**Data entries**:
----
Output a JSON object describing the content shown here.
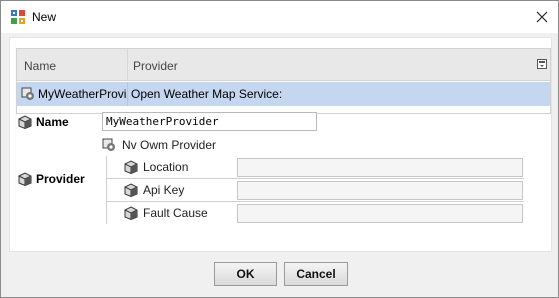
{
  "window": {
    "title": "New",
    "icons": {
      "app": "app-grid-icon",
      "close": "close-icon"
    }
  },
  "table": {
    "columns": [
      "Name",
      "Provider"
    ],
    "rows": [
      {
        "name": "MyWeatherProvider",
        "provider": "Open Weather Map Service:"
      }
    ],
    "menu_icon": "column-chooser-icon"
  },
  "properties": {
    "name_label": "Name",
    "name_value": "MyWeatherProvider",
    "provider_label": "Provider",
    "provider_type": "Nv Owm Provider",
    "fields": [
      {
        "label": "Location",
        "value": ""
      },
      {
        "label": "Api Key",
        "value": ""
      },
      {
        "label": "Fault Cause",
        "value": ""
      }
    ],
    "icons": {
      "property": "property-cube-icon",
      "provider": "component-gear-icon"
    }
  },
  "buttons": {
    "ok": "OK",
    "cancel": "Cancel"
  },
  "colors": {
    "selection": "#c5d6f0",
    "header": "#e8e8e8"
  }
}
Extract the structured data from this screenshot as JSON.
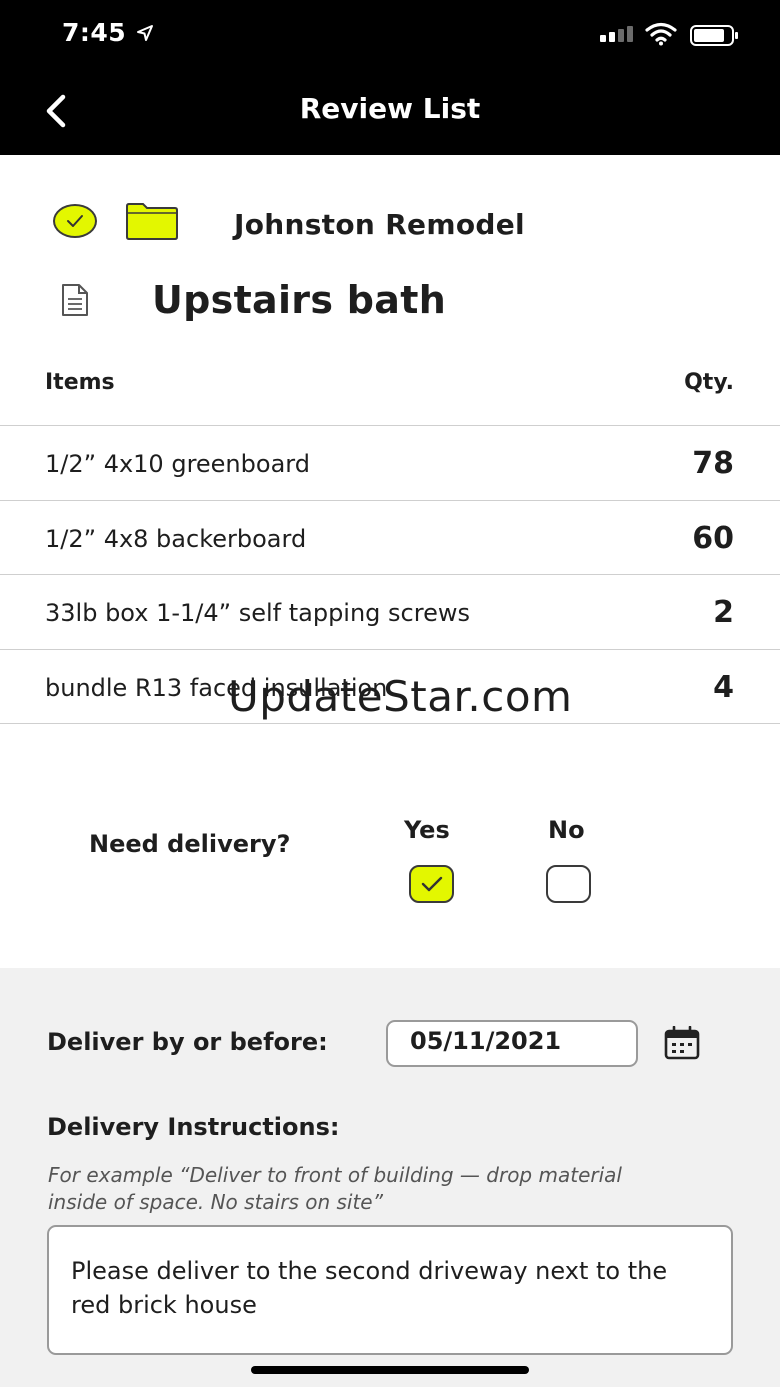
{
  "status_bar": {
    "time": "7:45",
    "icons": [
      "location-arrow-icon",
      "cellular-signal-icon",
      "wifi-icon",
      "battery-icon"
    ]
  },
  "header": {
    "title": "Review List",
    "back_icon": "chevron-left-icon"
  },
  "project": {
    "name": "Johnston Remodel",
    "list_name": "Upstairs bath",
    "accent_color": "#e3f700",
    "icons": [
      "check-circle-icon",
      "folder-icon",
      "document-icon"
    ]
  },
  "table": {
    "headers": {
      "items": "Items",
      "qty": "Qty."
    },
    "rows": [
      {
        "name": "1/2” 4x10 greenboard",
        "qty": "78"
      },
      {
        "name": "1/2” 4x8 backerboard",
        "qty": "60"
      },
      {
        "name": "33lb box 1-1/4” self tapping screws",
        "qty": "2"
      },
      {
        "name": "bundle R13 faced insullation",
        "qty": "4"
      }
    ]
  },
  "watermark": "UpdateStar.com",
  "delivery": {
    "question": "Need delivery?",
    "yes_label": "Yes",
    "no_label": "No",
    "selected": "Yes",
    "deliver_by_label": "Deliver by or before:",
    "date_value": "05/11/2021",
    "instructions_label": "Delivery Instructions:",
    "instructions_hint": "For example “Deliver to front of building — drop material inside of space. No stairs on site”",
    "instructions_value": "Please deliver to the second driveway next to the red brick house"
  }
}
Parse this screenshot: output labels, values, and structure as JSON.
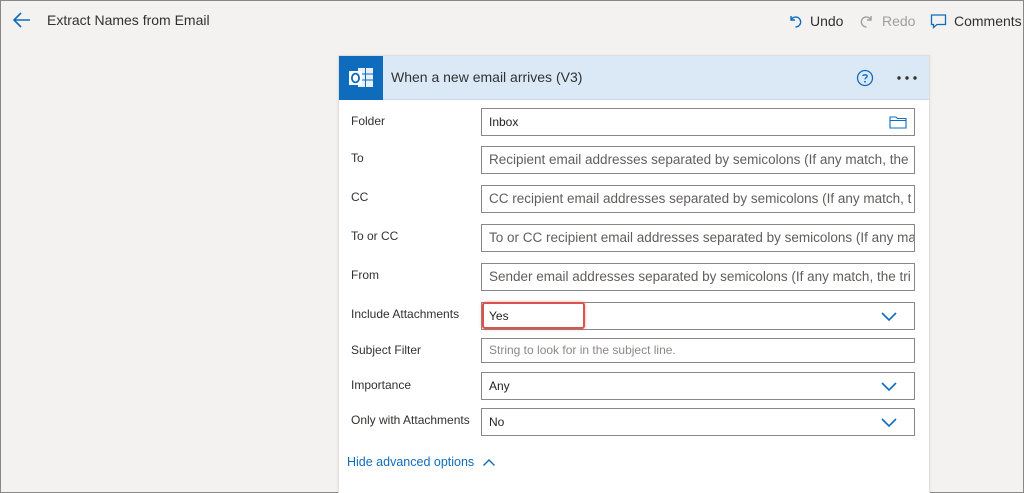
{
  "app": {
    "flow_title": "Extract Names from Email"
  },
  "toolbar": {
    "undo_label": "Undo",
    "redo_label": "Redo",
    "comments_label": "Comments"
  },
  "trigger": {
    "title": "When a new email arrives (V3)",
    "fields": [
      {
        "label": "Folder",
        "value": "Inbox",
        "placeholder": ""
      },
      {
        "label": "To",
        "value": "",
        "placeholder": "Recipient email addresses separated by semicolons (If any match, the"
      },
      {
        "label": "CC",
        "value": "",
        "placeholder": "CC recipient email addresses separated by semicolons (If any match, t"
      },
      {
        "label": "To or CC",
        "value": "",
        "placeholder": "To or CC recipient email addresses separated by semicolons (If any ma"
      },
      {
        "label": "From",
        "value": "",
        "placeholder": "Sender email addresses separated by semicolons (If any match, the tri"
      },
      {
        "label": "Include Attachments",
        "value": "Yes",
        "placeholder": ""
      },
      {
        "label": "Subject Filter",
        "value": "",
        "placeholder": "String to look for in the subject line."
      },
      {
        "label": "Importance",
        "value": "Any",
        "placeholder": ""
      },
      {
        "label": "Only with Attachments",
        "value": "No",
        "placeholder": ""
      }
    ],
    "advanced_link": "Hide advanced options"
  },
  "colors": {
    "accent": "#0f6cbd",
    "header_bg": "#dbe9f7",
    "highlight": "#d9534f"
  },
  "icons": {
    "back": "arrow-left-icon",
    "undo": "undo-icon",
    "redo": "redo-icon",
    "comments": "comment-icon",
    "connector": "outlook-icon",
    "help": "help-icon",
    "more": "more-icon",
    "folder": "folder-icon",
    "dropdown": "chevron-down-icon",
    "collapse": "chevron-up-icon"
  }
}
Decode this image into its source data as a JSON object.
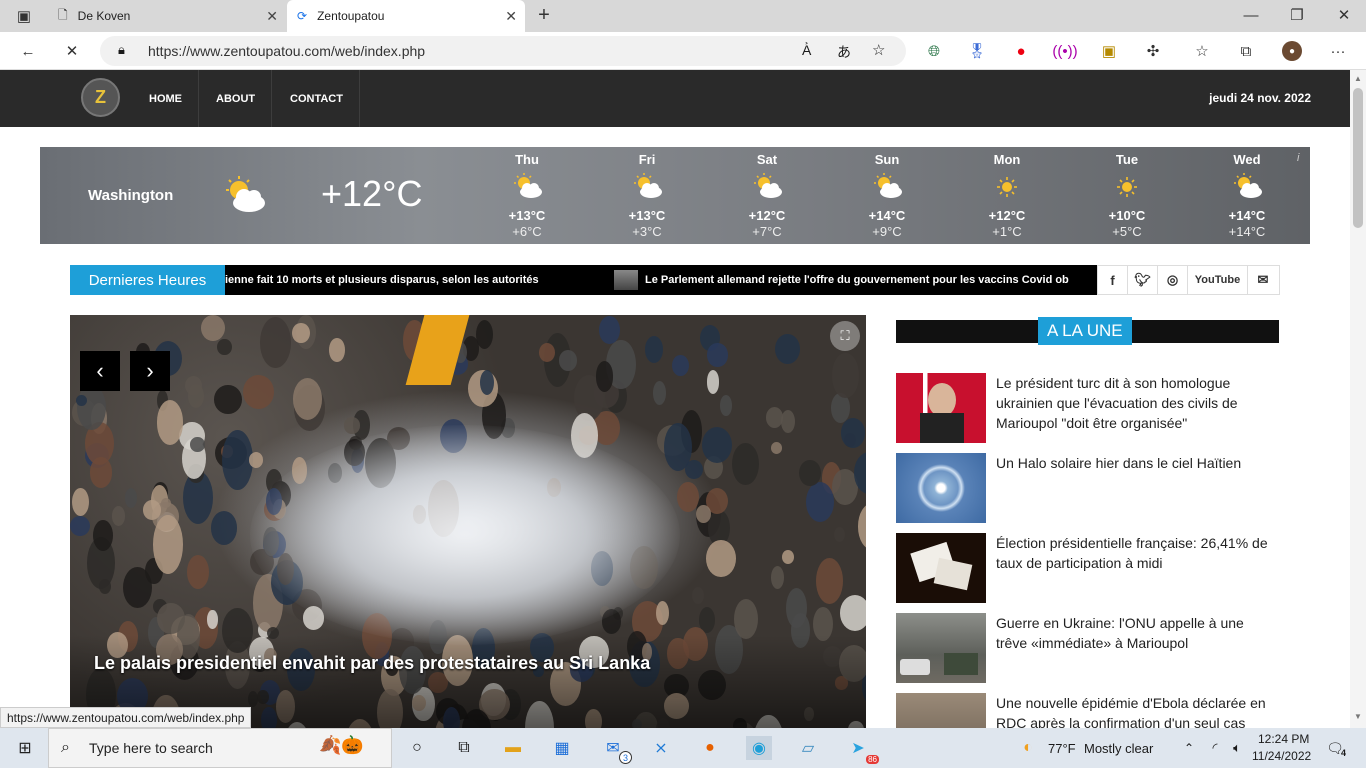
{
  "browser": {
    "tabs": [
      {
        "label": "De Koven"
      },
      {
        "label": "Zentoupatou"
      }
    ],
    "url": "https://www.zentoupatou.com/web/index.php"
  },
  "site": {
    "nav": [
      "HOME",
      "ABOUT",
      "CONTACT"
    ],
    "date": "jeudi 24 nov. 2022"
  },
  "weather": {
    "city": "Washington",
    "current_temp": "+12°C",
    "info_mark": "i",
    "days": [
      {
        "name": "Thu",
        "hi": "+13°C",
        "lo": "+6°C",
        "icon": "partly-cloudy"
      },
      {
        "name": "Fri",
        "hi": "+13°C",
        "lo": "+3°C",
        "icon": "partly-cloudy"
      },
      {
        "name": "Sat",
        "hi": "+12°C",
        "lo": "+7°C",
        "icon": "partly-cloudy"
      },
      {
        "name": "Sun",
        "hi": "+14°C",
        "lo": "+9°C",
        "icon": "partly-cloudy"
      },
      {
        "name": "Mon",
        "hi": "+12°C",
        "lo": "+1°C",
        "icon": "sunny"
      },
      {
        "name": "Tue",
        "hi": "+10°C",
        "lo": "+5°C",
        "icon": "sunny"
      },
      {
        "name": "Wed",
        "hi": "+14°C",
        "lo": "+14°C",
        "icon": "partly-cloudy"
      }
    ]
  },
  "breaking": {
    "label": "Dernieres Heures",
    "items": [
      "ienne fait 10 morts et plusieurs disparus, selon les autorités",
      "Le Parlement allemand rejette l'offre du gouvernement pour les vaccins Covid ob"
    ],
    "socials": [
      "f",
      "t",
      "ig",
      "YouTube",
      "mail"
    ]
  },
  "hero": {
    "title": "Le palais presidentiel envahit par des protestataires au Sri Lanka",
    "prev": "‹",
    "next": "›"
  },
  "sidebar": {
    "heading": "A LA UNE",
    "news": [
      "Le président turc dit à son homologue ukrainien que l'évacuation des civils de Marioupol \"doit être organisée\"",
      "Un Halo solaire hier dans le ciel Haïtien",
      "Élection présidentielle française: 26,41% de taux de participation à midi",
      "Guerre en Ukraine: l'ONU appelle à une trêve «immédiate» à Marioupol",
      "Une nouvelle épidémie d'Ebola déclarée en RDC après la confirmation d'un seul cas"
    ]
  },
  "statusbar": {
    "url": "https://www.zentoupatou.com/web/index.php"
  },
  "taskbar": {
    "search_placeholder": "Type here to search",
    "weather": "77°F",
    "weather_desc": "Mostly clear",
    "time": "12:24 PM",
    "date": "11/24/2022",
    "mail_badge": "3",
    "telegram_badge": "86",
    "notif_count": "4"
  },
  "colors": {
    "accent": "#1e9fd8",
    "header_bg": "#2a2a2a"
  }
}
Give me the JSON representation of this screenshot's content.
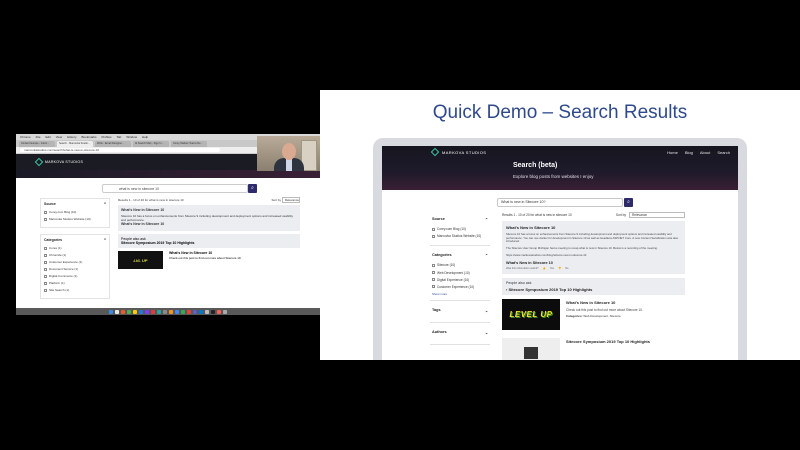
----
**WHAT TO PRODUCE**: Filter lines by "Attachments" and return each hit.

**THE ANSWER**:
        "label": "Include Attachments",
        "label": "Only with Attachments",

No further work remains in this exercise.